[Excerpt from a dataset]
____________________
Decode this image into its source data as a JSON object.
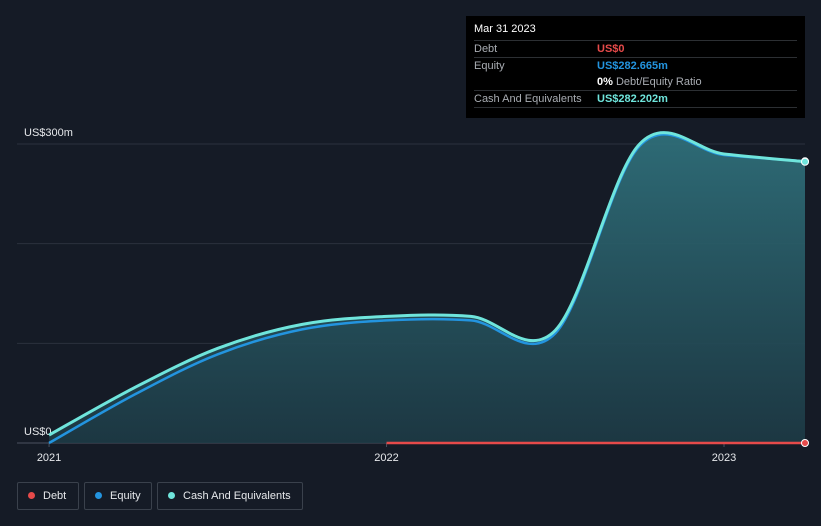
{
  "chart_data": {
    "type": "line",
    "x": [
      2021.0,
      2021.25,
      2021.5,
      2021.75,
      2022.0,
      2022.25,
      2022.5,
      2022.75,
      2023.0,
      2023.24
    ],
    "series": [
      {
        "name": "Debt",
        "color": "#e64a4a",
        "values": [
          null,
          null,
          null,
          null,
          0,
          0,
          0,
          0,
          0,
          0
        ]
      },
      {
        "name": "Equity",
        "color": "#2394df",
        "values": [
          0,
          48,
          89,
          114,
          123,
          123,
          110,
          298,
          289,
          282.665
        ]
      },
      {
        "name": "Cash And Equivalents",
        "color": "#6fe5dc",
        "values": [
          8,
          55,
          95,
          119,
          127,
          127,
          113,
          300,
          290,
          282.202
        ],
        "area": true
      }
    ],
    "xlim": [
      2020.905,
      2023.24
    ],
    "xticks": [
      2021,
      2022,
      2023
    ],
    "ylim": [
      0,
      300
    ],
    "yticks": [
      {
        "value": 0,
        "label": "US$0"
      },
      {
        "value": 100,
        "label": null
      },
      {
        "value": 200,
        "label": null
      },
      {
        "value": 300,
        "label": "US$300m"
      }
    ],
    "grid": true
  },
  "tooltip": {
    "date": "Mar 31 2023",
    "rows": [
      {
        "label": "Debt",
        "value": "US$0"
      },
      {
        "label": "Equity",
        "value": "US$282.665m"
      },
      {
        "ratio": "0%",
        "ratio_text": "Debt/Equity Ratio"
      },
      {
        "label": "Cash And Equivalents",
        "value": "US$282.202m"
      }
    ]
  }
}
____________________
### Goal:
Print out every entry above without changing a word, and leave out the pictures.

### Answer in full:
Decode this image into its source data as a JSON object.
{
  "chart_data": {
    "type": "line",
    "x": [
      2021.0,
      2021.25,
      2021.5,
      2021.75,
      2022.0,
      2022.25,
      2022.5,
      2022.75,
      2023.0,
      2023.24
    ],
    "series": [
      {
        "name": "Debt",
        "color": "#e64a4a",
        "values": [
          null,
          null,
          null,
          null,
          0,
          0,
          0,
          0,
          0,
          0
        ]
      },
      {
        "name": "Equity",
        "color": "#2394df",
        "values": [
          0,
          48,
          89,
          114,
          123,
          123,
          110,
          298,
          289,
          282.665
        ]
      },
      {
        "name": "Cash And Equivalents",
        "color": "#6fe5dc",
        "values": [
          8,
          55,
          95,
          119,
          127,
          127,
          113,
          300,
          290,
          282.202
        ],
        "area": true
      }
    ],
    "xlim": [
      2020.905,
      2023.24
    ],
    "xticks": [
      2021,
      2022,
      2023
    ],
    "ylim": [
      0,
      300
    ],
    "yticks": [
      {
        "value": 0,
        "label": "US$0"
      },
      {
        "value": 100,
        "label": null
      },
      {
        "value": 200,
        "label": null
      },
      {
        "value": 300,
        "label": "US$300m"
      }
    ],
    "grid": true
  },
  "tooltip": {
    "date": "Mar 31 2023",
    "rows": [
      {
        "label": "Debt",
        "value": "US$0"
      },
      {
        "label": "Equity",
        "value": "US$282.665m"
      },
      {
        "ratio": "0%",
        "ratio_text": "Debt/Equity Ratio"
      },
      {
        "label": "Cash And Equivalents",
        "value": "US$282.202m"
      }
    ]
  }
}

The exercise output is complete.